EXTRACTED INFORMATION:
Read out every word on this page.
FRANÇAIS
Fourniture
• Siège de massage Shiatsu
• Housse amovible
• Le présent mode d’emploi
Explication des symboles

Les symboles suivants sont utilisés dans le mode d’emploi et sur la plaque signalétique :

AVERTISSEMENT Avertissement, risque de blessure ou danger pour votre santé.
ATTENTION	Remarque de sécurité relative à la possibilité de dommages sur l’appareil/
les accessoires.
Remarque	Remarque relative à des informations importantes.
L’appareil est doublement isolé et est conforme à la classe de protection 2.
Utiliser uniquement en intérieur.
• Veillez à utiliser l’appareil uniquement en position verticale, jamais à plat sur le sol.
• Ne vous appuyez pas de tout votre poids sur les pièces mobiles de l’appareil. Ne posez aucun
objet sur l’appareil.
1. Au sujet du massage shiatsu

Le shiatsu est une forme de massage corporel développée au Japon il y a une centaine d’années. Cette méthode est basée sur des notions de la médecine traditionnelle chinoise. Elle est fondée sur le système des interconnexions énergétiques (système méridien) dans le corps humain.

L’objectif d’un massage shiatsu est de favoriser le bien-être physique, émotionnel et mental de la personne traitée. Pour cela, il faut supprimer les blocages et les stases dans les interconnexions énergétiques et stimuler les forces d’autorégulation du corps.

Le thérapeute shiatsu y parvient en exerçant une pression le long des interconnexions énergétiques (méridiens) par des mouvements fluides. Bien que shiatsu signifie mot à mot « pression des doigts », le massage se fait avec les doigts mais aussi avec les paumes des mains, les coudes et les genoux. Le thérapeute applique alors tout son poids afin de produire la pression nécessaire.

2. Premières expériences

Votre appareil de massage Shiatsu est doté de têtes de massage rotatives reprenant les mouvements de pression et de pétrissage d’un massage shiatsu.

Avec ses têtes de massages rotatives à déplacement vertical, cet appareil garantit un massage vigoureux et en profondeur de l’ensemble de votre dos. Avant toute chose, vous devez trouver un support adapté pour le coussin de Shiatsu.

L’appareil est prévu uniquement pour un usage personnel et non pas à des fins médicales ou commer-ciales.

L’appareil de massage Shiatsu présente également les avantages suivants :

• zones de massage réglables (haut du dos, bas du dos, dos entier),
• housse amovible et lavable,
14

TASK INSTRUCTIONS: Single out each line of the records above with the string "interconnexions" in it, and copy it.

OUTPUT OF THE TASK:
Le shiatsu est une forme de massage corporel développée au Japon il y a une centaine d’années. Cette méthode est basée sur des notions de la médecine traditionnelle chinoise. Elle est fondée sur le système des interconnexions énergétiques (système méridien) dans le corps humain.
L’objectif d’un massage shiatsu est de favoriser le bien-être physique, émotionnel et mental de la personne traitée. Pour cela, il faut supprimer les blocages et les stases dans les interconnexions énergétiques et stimuler les forces d’autorégulation du corps.
Le thérapeute shiatsu y parvient en exerçant une pression le long des interconnexions énergétiques (méridiens) par des mouvements fluides. Bien que shiatsu signifie mot à mot « pression des doigts », le massage se fait avec les doigts mais aussi avec les paumes des mains, les coudes et les genoux. Le thérapeute applique alors tout son poids afin de produire la pression nécessaire.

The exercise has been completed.